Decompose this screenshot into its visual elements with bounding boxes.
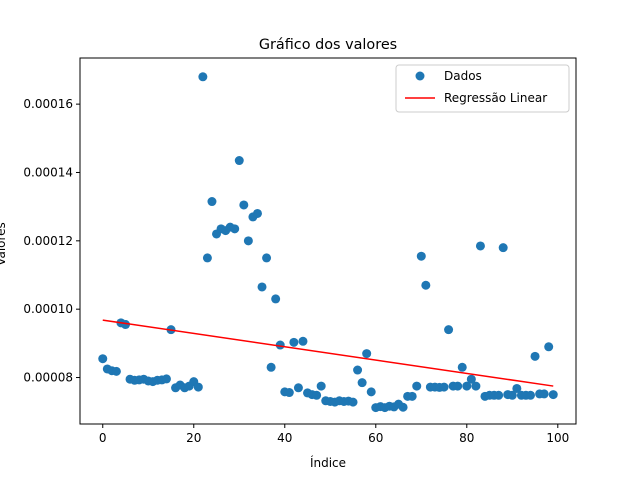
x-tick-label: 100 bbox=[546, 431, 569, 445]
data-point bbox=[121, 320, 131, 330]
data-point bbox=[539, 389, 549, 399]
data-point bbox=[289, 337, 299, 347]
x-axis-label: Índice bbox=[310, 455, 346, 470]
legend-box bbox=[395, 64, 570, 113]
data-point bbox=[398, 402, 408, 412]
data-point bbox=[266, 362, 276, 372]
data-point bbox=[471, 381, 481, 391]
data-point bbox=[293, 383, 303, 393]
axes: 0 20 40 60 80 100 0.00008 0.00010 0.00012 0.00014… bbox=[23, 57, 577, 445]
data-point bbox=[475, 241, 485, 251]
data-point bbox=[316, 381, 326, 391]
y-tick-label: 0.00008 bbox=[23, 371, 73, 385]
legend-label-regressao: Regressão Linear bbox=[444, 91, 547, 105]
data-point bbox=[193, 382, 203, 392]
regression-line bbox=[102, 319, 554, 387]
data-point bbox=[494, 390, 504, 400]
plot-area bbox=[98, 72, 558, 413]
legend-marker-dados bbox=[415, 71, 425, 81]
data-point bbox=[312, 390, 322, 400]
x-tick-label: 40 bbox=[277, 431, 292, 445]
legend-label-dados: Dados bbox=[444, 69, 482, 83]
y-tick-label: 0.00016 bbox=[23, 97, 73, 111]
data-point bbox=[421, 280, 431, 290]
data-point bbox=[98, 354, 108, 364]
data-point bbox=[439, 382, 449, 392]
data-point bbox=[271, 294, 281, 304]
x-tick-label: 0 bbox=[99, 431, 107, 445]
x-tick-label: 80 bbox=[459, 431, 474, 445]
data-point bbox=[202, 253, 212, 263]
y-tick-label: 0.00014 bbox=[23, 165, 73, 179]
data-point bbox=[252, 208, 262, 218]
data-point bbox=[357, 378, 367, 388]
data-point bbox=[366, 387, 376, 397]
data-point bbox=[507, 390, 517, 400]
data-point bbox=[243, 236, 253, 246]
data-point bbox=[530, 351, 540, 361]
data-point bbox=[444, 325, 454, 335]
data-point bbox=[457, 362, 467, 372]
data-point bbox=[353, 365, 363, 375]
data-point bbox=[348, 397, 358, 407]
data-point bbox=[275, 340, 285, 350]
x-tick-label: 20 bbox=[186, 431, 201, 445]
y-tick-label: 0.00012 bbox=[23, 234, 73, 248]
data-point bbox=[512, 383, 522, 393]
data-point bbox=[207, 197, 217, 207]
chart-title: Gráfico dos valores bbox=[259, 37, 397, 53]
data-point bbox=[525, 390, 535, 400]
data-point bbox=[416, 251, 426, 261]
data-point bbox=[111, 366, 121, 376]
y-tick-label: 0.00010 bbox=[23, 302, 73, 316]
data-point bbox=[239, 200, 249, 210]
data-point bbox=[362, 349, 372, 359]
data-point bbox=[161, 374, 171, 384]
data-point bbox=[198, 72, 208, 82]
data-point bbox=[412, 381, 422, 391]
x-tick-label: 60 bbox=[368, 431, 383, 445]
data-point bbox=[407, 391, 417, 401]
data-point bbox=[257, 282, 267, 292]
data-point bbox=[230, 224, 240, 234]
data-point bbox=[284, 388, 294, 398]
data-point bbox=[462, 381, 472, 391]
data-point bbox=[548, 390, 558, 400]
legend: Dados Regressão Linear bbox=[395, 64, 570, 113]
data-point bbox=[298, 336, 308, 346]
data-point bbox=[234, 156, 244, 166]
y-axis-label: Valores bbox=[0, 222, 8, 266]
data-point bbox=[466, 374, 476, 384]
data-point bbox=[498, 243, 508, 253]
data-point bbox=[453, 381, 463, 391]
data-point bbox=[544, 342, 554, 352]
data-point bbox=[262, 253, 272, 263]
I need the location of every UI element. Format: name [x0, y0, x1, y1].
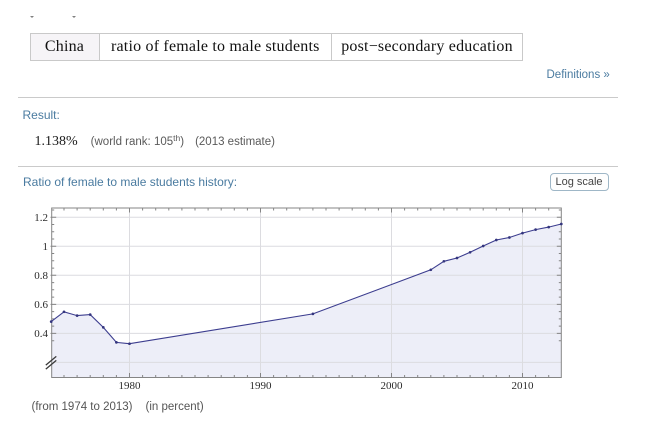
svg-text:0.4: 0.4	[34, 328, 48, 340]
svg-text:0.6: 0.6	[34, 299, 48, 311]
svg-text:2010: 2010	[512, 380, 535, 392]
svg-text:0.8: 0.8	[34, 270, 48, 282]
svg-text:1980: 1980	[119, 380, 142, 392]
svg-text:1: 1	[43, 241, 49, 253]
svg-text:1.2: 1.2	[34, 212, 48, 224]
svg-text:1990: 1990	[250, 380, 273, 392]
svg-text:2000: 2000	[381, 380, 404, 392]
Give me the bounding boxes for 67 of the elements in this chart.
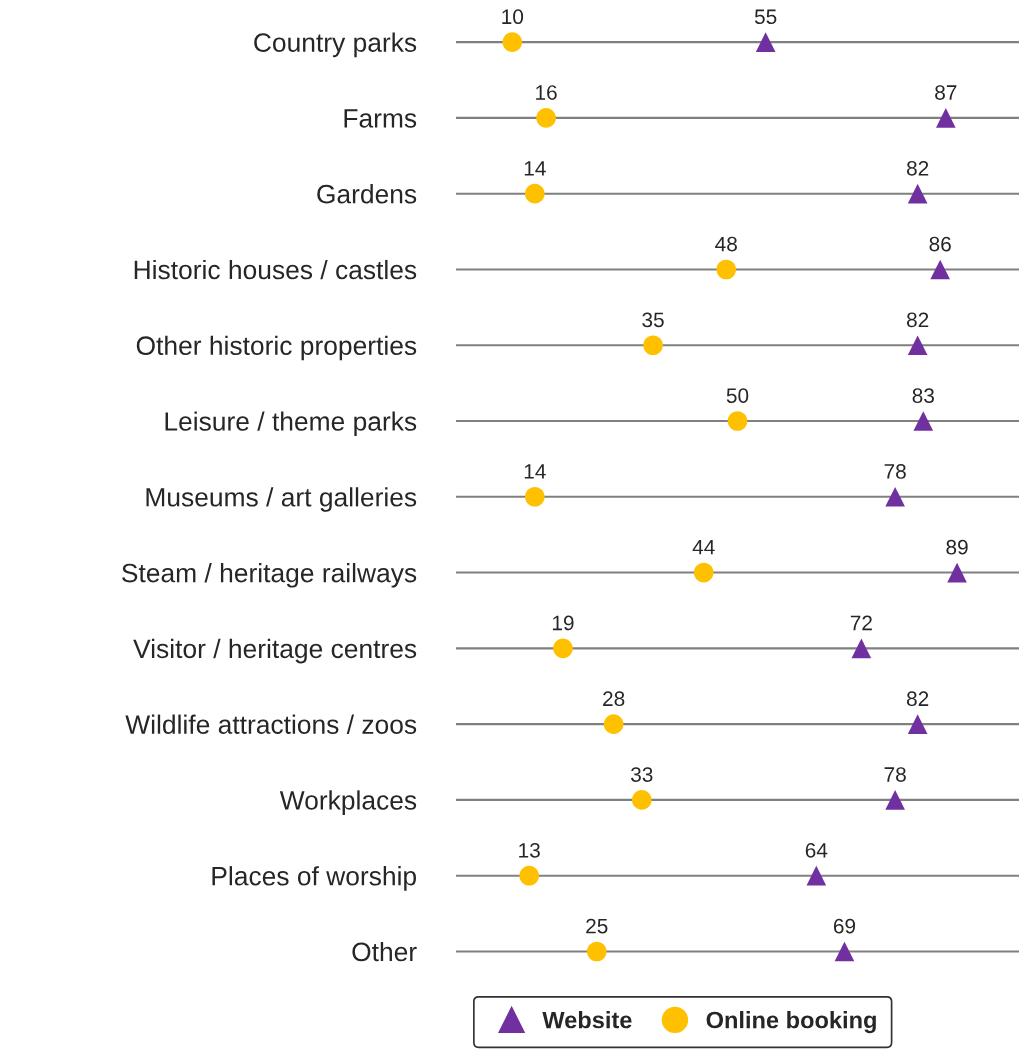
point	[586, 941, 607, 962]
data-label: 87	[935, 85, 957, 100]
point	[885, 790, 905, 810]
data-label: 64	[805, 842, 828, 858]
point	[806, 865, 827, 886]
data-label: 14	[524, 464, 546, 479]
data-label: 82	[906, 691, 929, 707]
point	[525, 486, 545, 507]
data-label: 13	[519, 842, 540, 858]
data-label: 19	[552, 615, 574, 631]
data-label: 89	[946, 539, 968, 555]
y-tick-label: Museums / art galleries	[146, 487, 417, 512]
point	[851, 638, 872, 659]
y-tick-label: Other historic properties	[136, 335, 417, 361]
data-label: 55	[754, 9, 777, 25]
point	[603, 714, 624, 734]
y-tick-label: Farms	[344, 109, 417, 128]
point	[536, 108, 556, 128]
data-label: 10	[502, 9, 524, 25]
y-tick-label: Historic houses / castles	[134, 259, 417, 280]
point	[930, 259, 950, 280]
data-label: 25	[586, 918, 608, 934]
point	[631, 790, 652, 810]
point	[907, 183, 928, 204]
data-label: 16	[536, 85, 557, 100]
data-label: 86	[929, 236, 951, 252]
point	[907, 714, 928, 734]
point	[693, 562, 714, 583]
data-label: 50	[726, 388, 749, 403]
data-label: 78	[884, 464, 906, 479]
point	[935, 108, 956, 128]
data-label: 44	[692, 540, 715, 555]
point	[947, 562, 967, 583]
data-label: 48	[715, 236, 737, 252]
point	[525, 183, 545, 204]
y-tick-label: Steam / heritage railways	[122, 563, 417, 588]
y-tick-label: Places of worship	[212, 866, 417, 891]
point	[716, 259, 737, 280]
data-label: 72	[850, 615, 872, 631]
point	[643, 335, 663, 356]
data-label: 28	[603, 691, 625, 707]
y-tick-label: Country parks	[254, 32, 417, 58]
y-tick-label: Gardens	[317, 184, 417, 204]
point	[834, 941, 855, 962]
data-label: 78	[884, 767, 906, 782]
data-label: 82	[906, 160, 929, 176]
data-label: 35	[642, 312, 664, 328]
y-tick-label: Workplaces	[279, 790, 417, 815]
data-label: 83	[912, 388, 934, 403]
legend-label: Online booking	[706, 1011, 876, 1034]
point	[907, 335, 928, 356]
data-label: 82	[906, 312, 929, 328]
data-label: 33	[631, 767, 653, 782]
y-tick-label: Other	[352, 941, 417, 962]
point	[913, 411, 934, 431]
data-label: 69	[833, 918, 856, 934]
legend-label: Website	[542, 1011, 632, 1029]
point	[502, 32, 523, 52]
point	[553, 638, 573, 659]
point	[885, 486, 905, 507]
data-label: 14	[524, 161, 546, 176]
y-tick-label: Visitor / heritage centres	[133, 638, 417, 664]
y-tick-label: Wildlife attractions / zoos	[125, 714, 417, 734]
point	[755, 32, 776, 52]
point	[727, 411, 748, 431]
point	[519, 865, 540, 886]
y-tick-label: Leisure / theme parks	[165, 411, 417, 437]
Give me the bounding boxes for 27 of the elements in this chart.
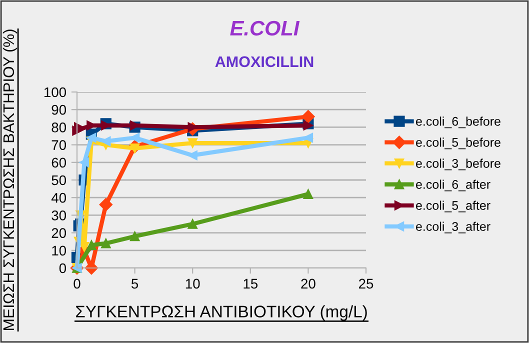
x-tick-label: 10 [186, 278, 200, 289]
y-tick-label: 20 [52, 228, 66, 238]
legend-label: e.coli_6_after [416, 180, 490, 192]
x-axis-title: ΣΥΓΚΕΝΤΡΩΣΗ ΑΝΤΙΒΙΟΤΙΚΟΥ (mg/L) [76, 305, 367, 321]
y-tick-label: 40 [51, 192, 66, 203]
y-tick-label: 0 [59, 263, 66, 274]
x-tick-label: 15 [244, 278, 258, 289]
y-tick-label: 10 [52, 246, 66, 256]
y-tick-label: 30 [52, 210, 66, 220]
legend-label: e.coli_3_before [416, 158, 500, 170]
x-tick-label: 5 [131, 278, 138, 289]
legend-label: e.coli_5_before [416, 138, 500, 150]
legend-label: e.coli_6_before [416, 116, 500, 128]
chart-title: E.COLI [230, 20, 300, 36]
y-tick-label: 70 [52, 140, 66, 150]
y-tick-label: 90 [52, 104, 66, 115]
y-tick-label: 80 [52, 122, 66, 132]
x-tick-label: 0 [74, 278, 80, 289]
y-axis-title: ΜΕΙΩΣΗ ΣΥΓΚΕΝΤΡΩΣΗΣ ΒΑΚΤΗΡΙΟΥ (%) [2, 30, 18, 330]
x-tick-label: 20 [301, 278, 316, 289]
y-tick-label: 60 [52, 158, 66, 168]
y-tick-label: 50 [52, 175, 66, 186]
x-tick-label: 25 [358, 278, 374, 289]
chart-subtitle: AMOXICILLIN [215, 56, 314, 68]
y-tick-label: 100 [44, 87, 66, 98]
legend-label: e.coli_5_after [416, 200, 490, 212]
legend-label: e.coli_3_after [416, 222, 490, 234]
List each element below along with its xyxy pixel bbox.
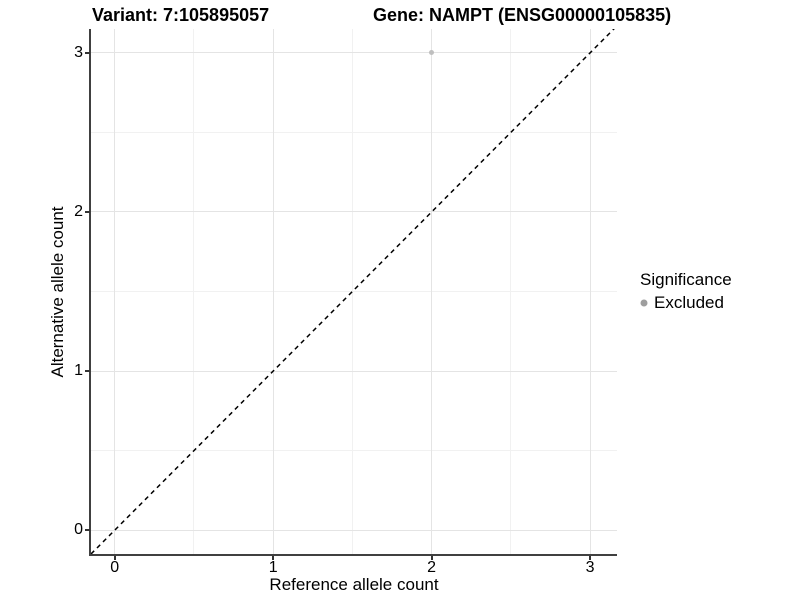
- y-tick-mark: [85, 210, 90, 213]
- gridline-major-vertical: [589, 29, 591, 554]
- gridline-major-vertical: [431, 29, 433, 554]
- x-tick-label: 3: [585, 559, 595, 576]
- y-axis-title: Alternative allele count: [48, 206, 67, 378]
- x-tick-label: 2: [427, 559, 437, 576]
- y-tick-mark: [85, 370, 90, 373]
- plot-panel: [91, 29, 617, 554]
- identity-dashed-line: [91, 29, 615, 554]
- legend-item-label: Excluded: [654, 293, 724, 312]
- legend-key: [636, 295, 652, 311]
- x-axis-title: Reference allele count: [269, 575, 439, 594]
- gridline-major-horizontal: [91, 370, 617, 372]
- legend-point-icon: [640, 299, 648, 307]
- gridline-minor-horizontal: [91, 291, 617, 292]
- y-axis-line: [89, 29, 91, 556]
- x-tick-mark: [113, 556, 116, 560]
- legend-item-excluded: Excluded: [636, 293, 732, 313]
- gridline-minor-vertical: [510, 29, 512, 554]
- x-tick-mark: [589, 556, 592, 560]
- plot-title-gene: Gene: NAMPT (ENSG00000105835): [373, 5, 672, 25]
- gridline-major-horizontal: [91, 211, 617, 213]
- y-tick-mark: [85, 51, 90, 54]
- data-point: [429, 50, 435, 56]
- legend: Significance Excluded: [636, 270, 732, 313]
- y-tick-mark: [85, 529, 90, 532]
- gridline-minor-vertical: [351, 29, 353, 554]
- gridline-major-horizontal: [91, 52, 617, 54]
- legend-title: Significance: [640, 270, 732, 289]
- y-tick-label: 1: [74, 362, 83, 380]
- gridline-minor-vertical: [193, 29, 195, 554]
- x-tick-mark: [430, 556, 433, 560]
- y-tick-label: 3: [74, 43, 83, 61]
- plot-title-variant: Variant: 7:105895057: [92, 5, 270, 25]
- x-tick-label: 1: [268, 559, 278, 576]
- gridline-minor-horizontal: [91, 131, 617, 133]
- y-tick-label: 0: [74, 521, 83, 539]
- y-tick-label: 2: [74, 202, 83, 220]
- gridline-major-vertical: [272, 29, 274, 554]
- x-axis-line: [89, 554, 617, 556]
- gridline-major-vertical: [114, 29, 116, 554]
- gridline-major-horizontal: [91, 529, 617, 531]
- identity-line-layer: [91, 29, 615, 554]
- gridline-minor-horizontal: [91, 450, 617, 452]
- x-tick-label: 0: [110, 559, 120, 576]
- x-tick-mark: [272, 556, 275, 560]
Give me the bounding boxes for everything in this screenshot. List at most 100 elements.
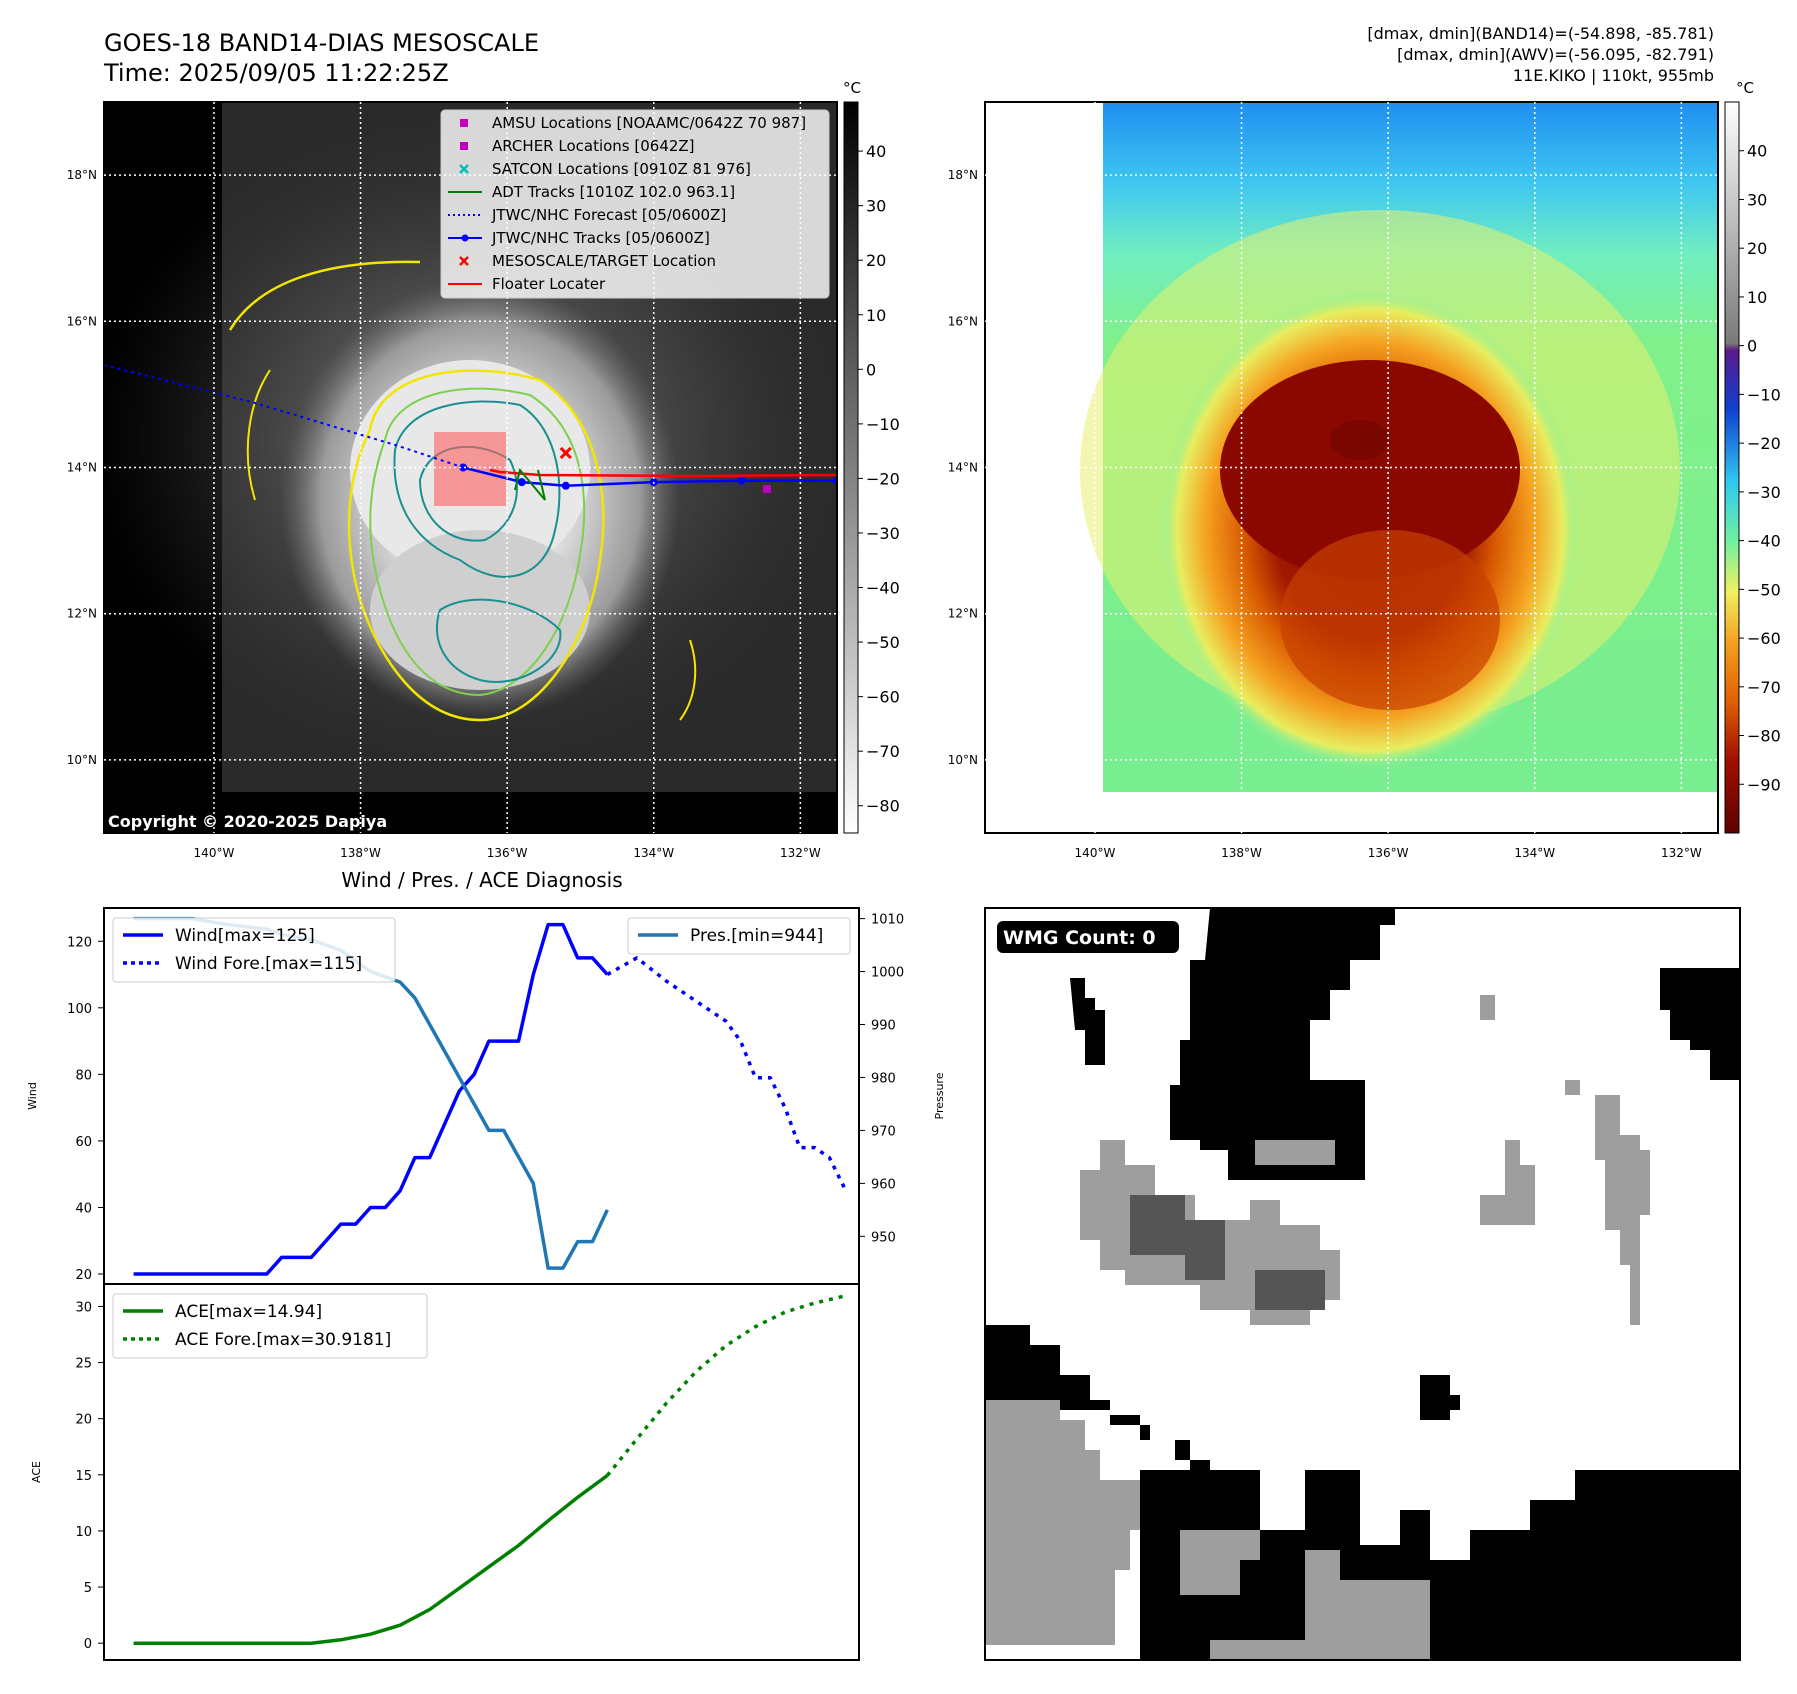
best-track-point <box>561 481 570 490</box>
○ ○ ○ ○ ○
TASK BRIEF:
Please return every line from the rows above that contains the word "parks".

FINAL ANSWER:
y-tick-label: Country parks	[254, 32, 417, 58]
y-tick-label: Leisure / theme parks	[165, 411, 417, 437]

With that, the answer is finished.